**GOAL**
Of the lines listed below, how many contain the string "title"? Answer with the number alone.

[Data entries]
○ ○ ○ ○ ○ ○ ○

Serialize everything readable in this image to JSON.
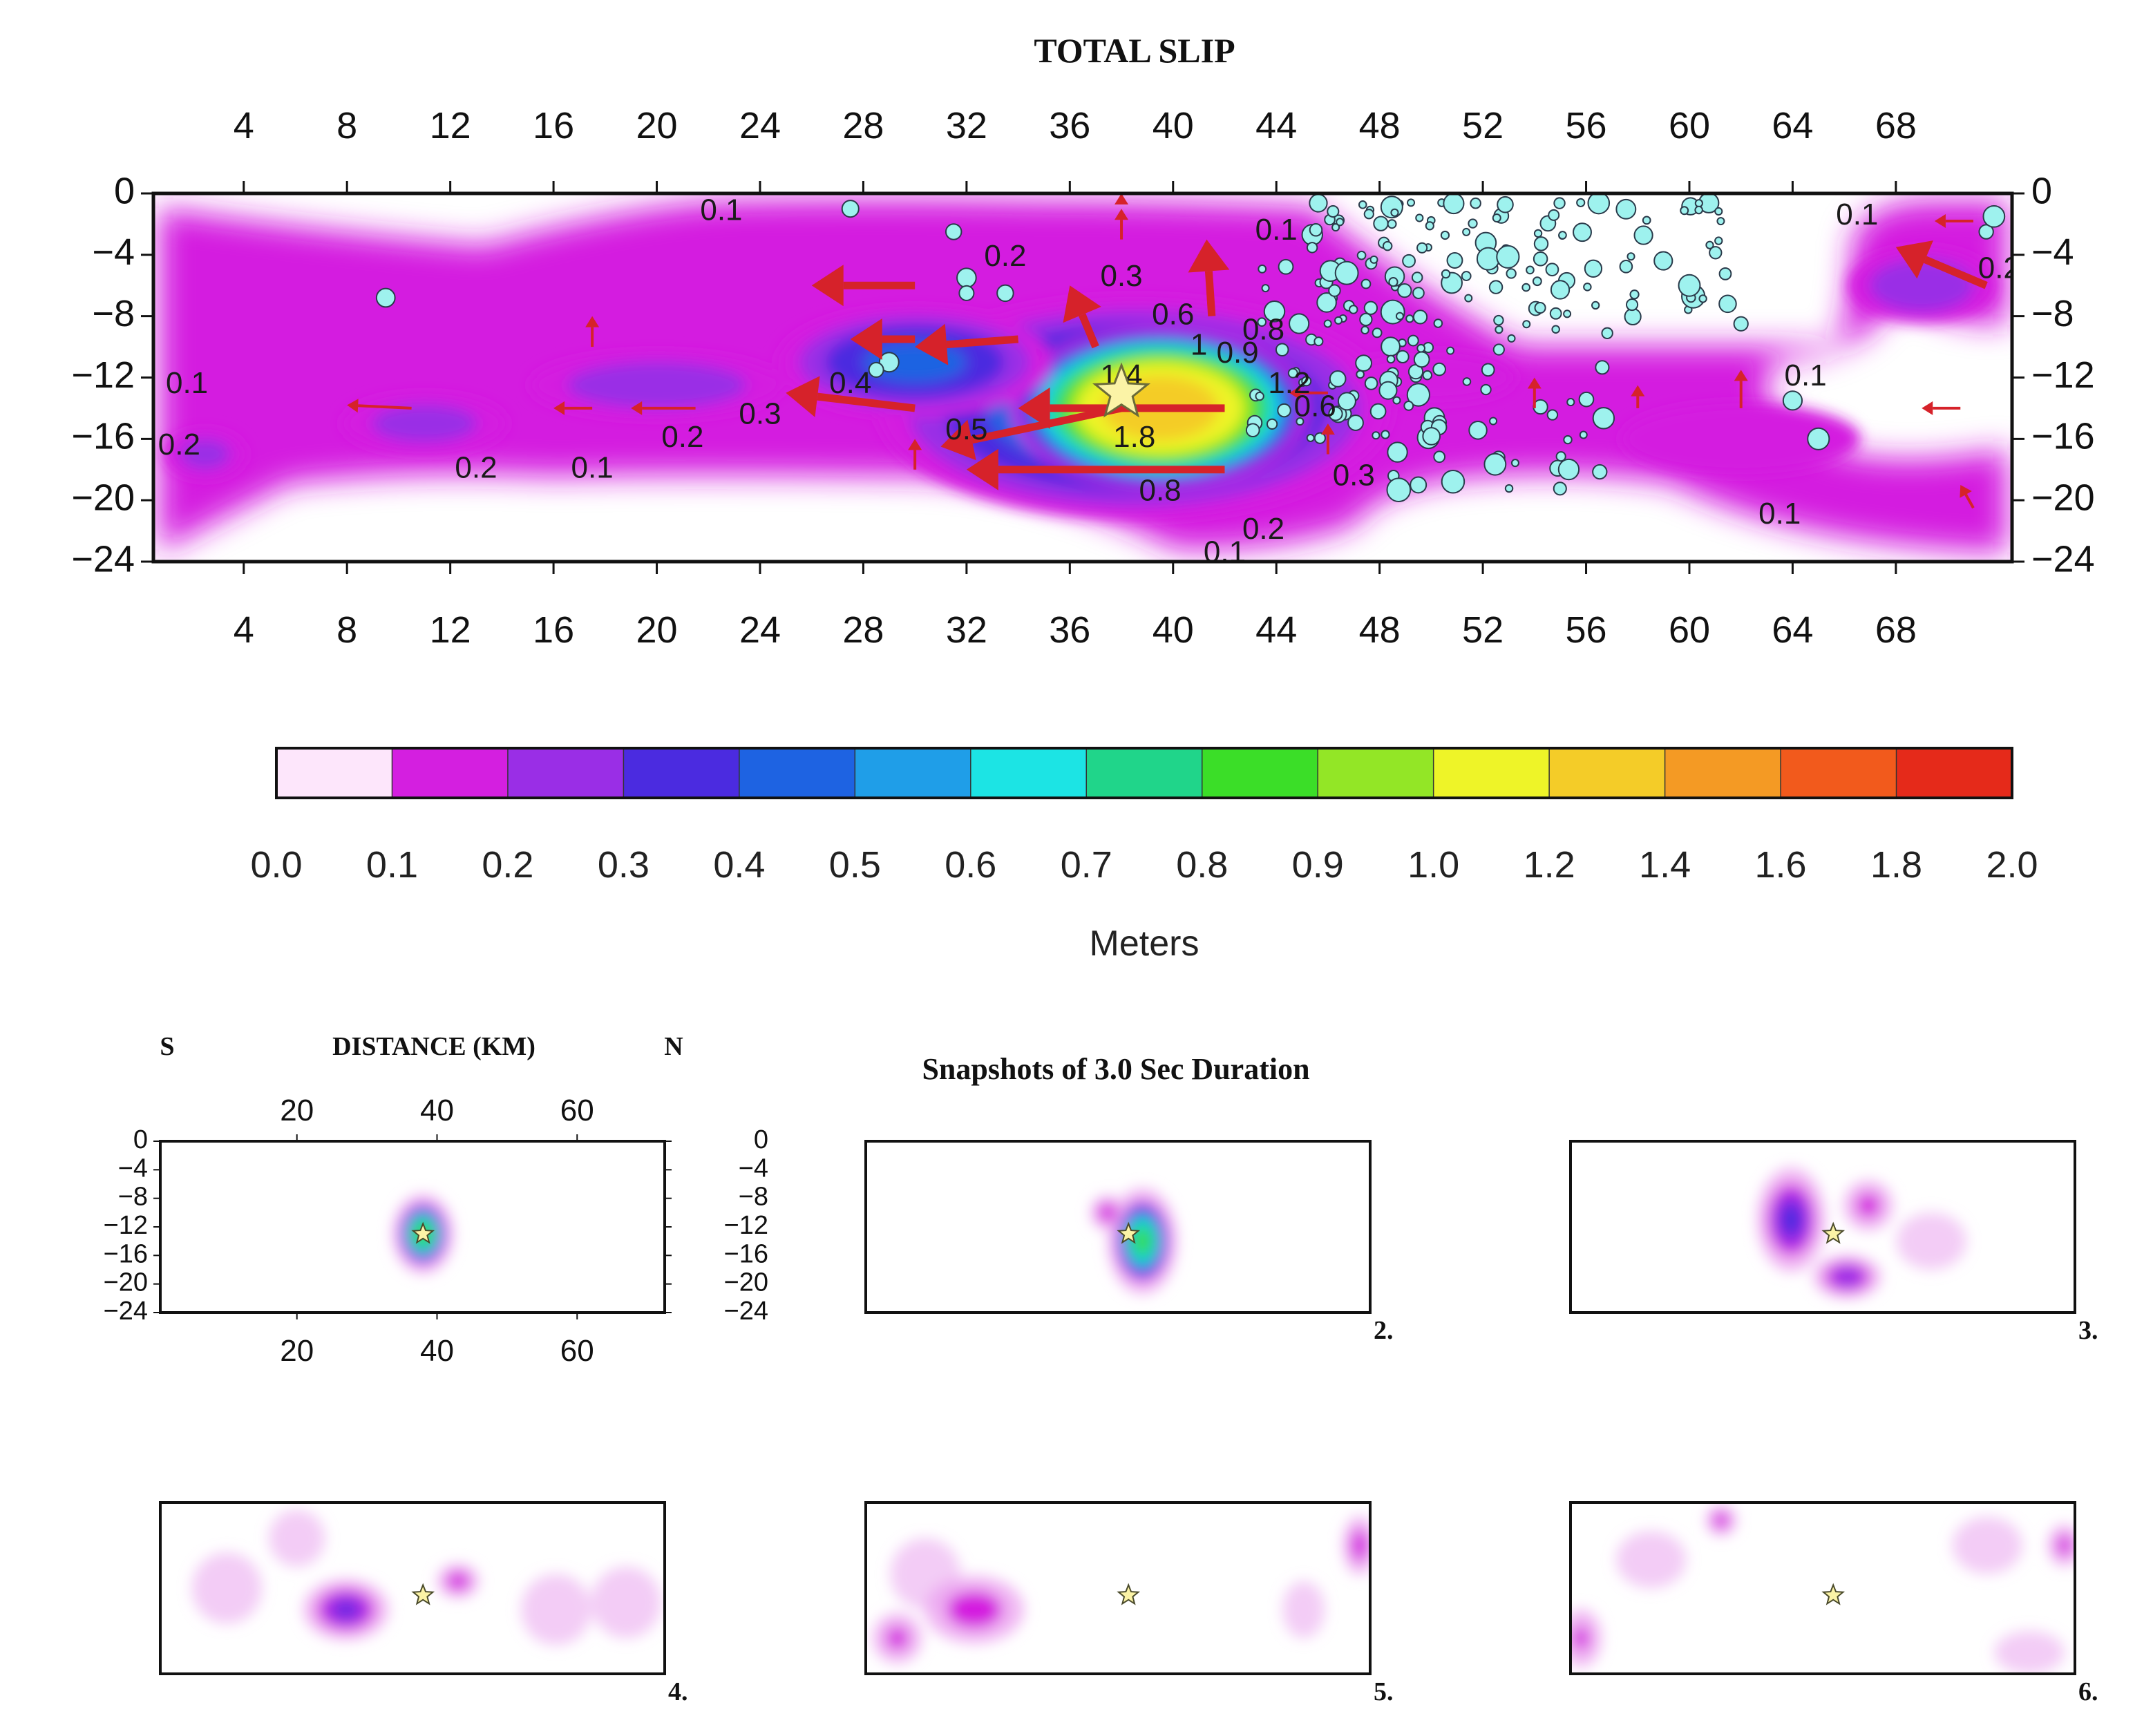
{
  "chart_data": {
    "type": "heatmap",
    "title": "TOTAL SLIP",
    "x_ticks": [
      4,
      8,
      12,
      16,
      20,
      24,
      28,
      32,
      36,
      40,
      44,
      48,
      52,
      56,
      60,
      64,
      68
    ],
    "y_ticks": [
      0,
      -4,
      -8,
      -12,
      -16,
      -20,
      -24
    ],
    "xlim": [
      0.5,
      72.5
    ],
    "ylim": [
      -24,
      0
    ],
    "grid": false,
    "colorbar": {
      "label": "Meters",
      "bounds": [
        0.0,
        0.1,
        0.2,
        0.3,
        0.4,
        0.5,
        0.6,
        0.7,
        0.8,
        0.9,
        1.0,
        1.2,
        1.4,
        1.6,
        1.8,
        2.0
      ],
      "tick_labels": [
        "0.0",
        "0.1",
        "0.2",
        "0.3",
        "0.4",
        "0.5",
        "0.6",
        "0.7",
        "0.8",
        "0.9",
        "1.0",
        "1.2",
        "1.4",
        "1.6",
        "1.8",
        "2.0"
      ],
      "colors": [
        "#fde6fb",
        "#d41fe0",
        "#9a2ee6",
        "#4b2be0",
        "#1e63e2",
        "#1f9ee8",
        "#1ce4e4",
        "#20d58a",
        "#3bde28",
        "#93e626",
        "#eef428",
        "#f4cc28",
        "#f49a24",
        "#f25a1c",
        "#e52a1a"
      ]
    },
    "slip_patches": [
      {
        "x": 38.5,
        "y": -14,
        "rx": 11,
        "ry": 8,
        "value": 0.55
      },
      {
        "x": 39.5,
        "y": -14,
        "rx": 6,
        "ry": 5.5,
        "value": 1.4
      },
      {
        "x": 30,
        "y": -11,
        "rx": 6,
        "ry": 4,
        "value": 0.45
      },
      {
        "x": 20,
        "y": -12.5,
        "rx": 6,
        "ry": 2.6,
        "value": 0.3
      },
      {
        "x": 11,
        "y": -15,
        "rx": 4,
        "ry": 2.4,
        "value": 0.27
      },
      {
        "x": 2.5,
        "y": -17,
        "rx": 2,
        "ry": 2,
        "value": 0.26
      },
      {
        "x": 69,
        "y": -6,
        "rx": 3.5,
        "ry": 3,
        "value": 0.3
      },
      {
        "x": 50,
        "y": -12,
        "rx": 8,
        "ry": 4,
        "value": 0.12
      },
      {
        "x": 62,
        "y": -16,
        "rx": 8,
        "ry": 4,
        "value": 0.15
      }
    ],
    "hypocenter": {
      "x": 38,
      "y": -13
    },
    "slip_vectors": [
      {
        "x": 30,
        "y": -6,
        "dx": -4,
        "dy": 0,
        "size": "large"
      },
      {
        "x": 34,
        "y": -9.5,
        "dx": -4,
        "dy": -0.5,
        "size": "large"
      },
      {
        "x": 30,
        "y": -9.5,
        "dx": -2.5,
        "dy": 0,
        "size": "large"
      },
      {
        "x": 38,
        "y": -14,
        "dx": -7,
        "dy": -2.5,
        "size": "large"
      },
      {
        "x": 30,
        "y": -14,
        "dx": -5,
        "dy": 1,
        "size": "large"
      },
      {
        "x": 42,
        "y": -14,
        "dx": -8,
        "dy": 0,
        "size": "large"
      },
      {
        "x": 42,
        "y": -18,
        "dx": -10,
        "dy": 0,
        "size": "large"
      },
      {
        "x": 37,
        "y": -10,
        "dx": -1,
        "dy": 4,
        "size": "large"
      },
      {
        "x": 41.5,
        "y": -8,
        "dx": -0.2,
        "dy": 5,
        "size": "large"
      },
      {
        "x": 38,
        "y": -3,
        "dx": 0,
        "dy": 2,
        "size": "small"
      },
      {
        "x": 38,
        "y": -0.5,
        "dx": 0,
        "dy": 0.5,
        "size": "small"
      },
      {
        "x": 17.5,
        "y": -10,
        "dx": 0,
        "dy": 2,
        "size": "small"
      },
      {
        "x": 10.5,
        "y": -14,
        "dx": -2.5,
        "dy": 0.2,
        "size": "small"
      },
      {
        "x": 17.5,
        "y": -14,
        "dx": -1.5,
        "dy": 0,
        "size": "small"
      },
      {
        "x": 21.5,
        "y": -14,
        "dx": -2.5,
        "dy": 0,
        "size": "small"
      },
      {
        "x": 30,
        "y": -18,
        "dx": 0,
        "dy": 2,
        "size": "small"
      },
      {
        "x": 46,
        "y": -17,
        "dx": 0,
        "dy": 2,
        "size": "small"
      },
      {
        "x": 46,
        "y": -13,
        "dx": -1.5,
        "dy": 0,
        "size": "small"
      },
      {
        "x": 54,
        "y": -14,
        "dx": 0,
        "dy": 2,
        "size": "small"
      },
      {
        "x": 58,
        "y": -14,
        "dx": 0,
        "dy": 1.5,
        "size": "small"
      },
      {
        "x": 62,
        "y": -14,
        "dx": 0,
        "dy": 2.5,
        "size": "small"
      },
      {
        "x": 70.5,
        "y": -14,
        "dx": -1.5,
        "dy": 0,
        "size": "small"
      },
      {
        "x": 71,
        "y": -20.5,
        "dx": -0.5,
        "dy": 1.5,
        "size": "small"
      },
      {
        "x": 71.5,
        "y": -6,
        "dx": -3.5,
        "dy": 2.5,
        "size": "large"
      },
      {
        "x": 71,
        "y": -1.8,
        "dx": -1.5,
        "dy": 0,
        "size": "small"
      }
    ],
    "contour_labels": [
      {
        "x": 22.5,
        "y": -1.2,
        "text": "0.1"
      },
      {
        "x": 33.5,
        "y": -4.2,
        "text": "0.2"
      },
      {
        "x": 38,
        "y": -5.5,
        "text": "0.3"
      },
      {
        "x": 40,
        "y": -8,
        "text": "0.6"
      },
      {
        "x": 42.5,
        "y": -10.5,
        "text": "0.9"
      },
      {
        "x": 43.5,
        "y": -9,
        "text": "0.8"
      },
      {
        "x": 44.5,
        "y": -12.5,
        "text": "1.2"
      },
      {
        "x": 41,
        "y": -10,
        "text": "1"
      },
      {
        "x": 38,
        "y": -12,
        "text": "1.4"
      },
      {
        "x": 38.5,
        "y": -16,
        "text": "1.8"
      },
      {
        "x": 39.5,
        "y": -19.5,
        "text": "0.8"
      },
      {
        "x": 27.5,
        "y": -12.5,
        "text": "0.4"
      },
      {
        "x": 32,
        "y": -15.5,
        "text": "0.5"
      },
      {
        "x": 24,
        "y": -14.5,
        "text": "0.3"
      },
      {
        "x": 21,
        "y": -16,
        "text": "0.2"
      },
      {
        "x": 17.5,
        "y": -18,
        "text": "0.1"
      },
      {
        "x": 13,
        "y": -18,
        "text": "0.2"
      },
      {
        "x": 1.8,
        "y": -12.5,
        "text": "0.1"
      },
      {
        "x": 1.5,
        "y": -16.5,
        "text": "0.2"
      },
      {
        "x": 44,
        "y": -2.5,
        "text": "0.1"
      },
      {
        "x": 45.5,
        "y": -14,
        "text": "0.6"
      },
      {
        "x": 47,
        "y": -18.5,
        "text": "0.3"
      },
      {
        "x": 43.5,
        "y": -22,
        "text": "0.2"
      },
      {
        "x": 42,
        "y": -23.5,
        "text": "0.1"
      },
      {
        "x": 64.5,
        "y": -12,
        "text": "0.1"
      },
      {
        "x": 63.5,
        "y": -21,
        "text": "0.1"
      },
      {
        "x": 66.5,
        "y": -1.5,
        "text": "0.1"
      },
      {
        "x": 72,
        "y": -5,
        "text": "0.2"
      }
    ],
    "aftershock_seed": 7,
    "snapshots": {
      "title": "Snapshots of 3.0 Sec Duration",
      "distance_label": "DISTANCE (KM)",
      "south_label": "S",
      "north_label": "N",
      "x_ticks": [
        20,
        40,
        60
      ],
      "y_ticks": [
        0,
        -4,
        -8,
        -12,
        -16,
        -20,
        -24
      ],
      "frames": [
        {
          "label": "",
          "patches": [
            {
              "x": 38,
              "y": -13,
              "rx": 3.5,
              "ry": 4.5,
              "value": 0.9
            }
          ]
        },
        {
          "label": "2.",
          "patches": [
            {
              "x": 40,
              "y": -14,
              "rx": 4,
              "ry": 6,
              "value": 0.85
            },
            {
              "x": 35,
              "y": -10,
              "rx": 2,
              "ry": 2,
              "value": 0.2
            }
          ]
        },
        {
          "label": "3.",
          "patches": [
            {
              "x": 32,
              "y": -11,
              "rx": 4,
              "ry": 6,
              "value": 0.35
            },
            {
              "x": 40,
              "y": -19,
              "rx": 4,
              "ry": 2.5,
              "value": 0.3
            },
            {
              "x": 43,
              "y": -9,
              "rx": 3,
              "ry": 3,
              "value": 0.15
            },
            {
              "x": 52,
              "y": -14,
              "rx": 5,
              "ry": 4,
              "value": 0.05
            }
          ]
        },
        {
          "label": "4.",
          "patches": [
            {
              "x": 27,
              "y": -15,
              "rx": 5,
              "ry": 3.5,
              "value": 0.32
            },
            {
              "x": 43,
              "y": -11,
              "rx": 2.5,
              "ry": 2,
              "value": 0.18
            },
            {
              "x": 10,
              "y": -12,
              "rx": 5,
              "ry": 5,
              "value": 0.05
            },
            {
              "x": 57,
              "y": -15,
              "rx": 5,
              "ry": 5,
              "value": 0.05
            },
            {
              "x": 67,
              "y": -14,
              "rx": 5,
              "ry": 5,
              "value": 0.05
            },
            {
              "x": 20,
              "y": -5,
              "rx": 4,
              "ry": 4,
              "value": 0.04
            }
          ]
        },
        {
          "label": "5.",
          "patches": [
            {
              "x": 16,
              "y": -15,
              "rx": 6,
              "ry": 4,
              "value": 0.18
            },
            {
              "x": 5,
              "y": -19,
              "rx": 3,
              "ry": 3,
              "value": 0.14
            },
            {
              "x": 71,
              "y": -6,
              "rx": 2,
              "ry": 3.5,
              "value": 0.17
            },
            {
              "x": 63,
              "y": -15,
              "rx": 3,
              "ry": 4,
              "value": 0.06
            },
            {
              "x": 9,
              "y": -10,
              "rx": 5,
              "ry": 5,
              "value": 0.04
            }
          ]
        },
        {
          "label": "6.",
          "patches": [
            {
              "x": 22,
              "y": -2.5,
              "rx": 1.8,
              "ry": 1.8,
              "value": 0.18
            },
            {
              "x": 71,
              "y": -6,
              "rx": 2,
              "ry": 2.5,
              "value": 0.15
            },
            {
              "x": 2,
              "y": -19,
              "rx": 2.5,
              "ry": 3.5,
              "value": 0.13
            },
            {
              "x": 66,
              "y": -21,
              "rx": 5,
              "ry": 3,
              "value": 0.06
            },
            {
              "x": 60,
              "y": -6,
              "rx": 5,
              "ry": 4,
              "value": 0.04
            },
            {
              "x": 12,
              "y": -8,
              "rx": 5,
              "ry": 4,
              "value": 0.04
            }
          ]
        }
      ],
      "hypocenter": {
        "x": 38,
        "y": -13
      }
    }
  }
}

○ ○ ○ ○ ○ ○ ○

**TASK RESULT**
2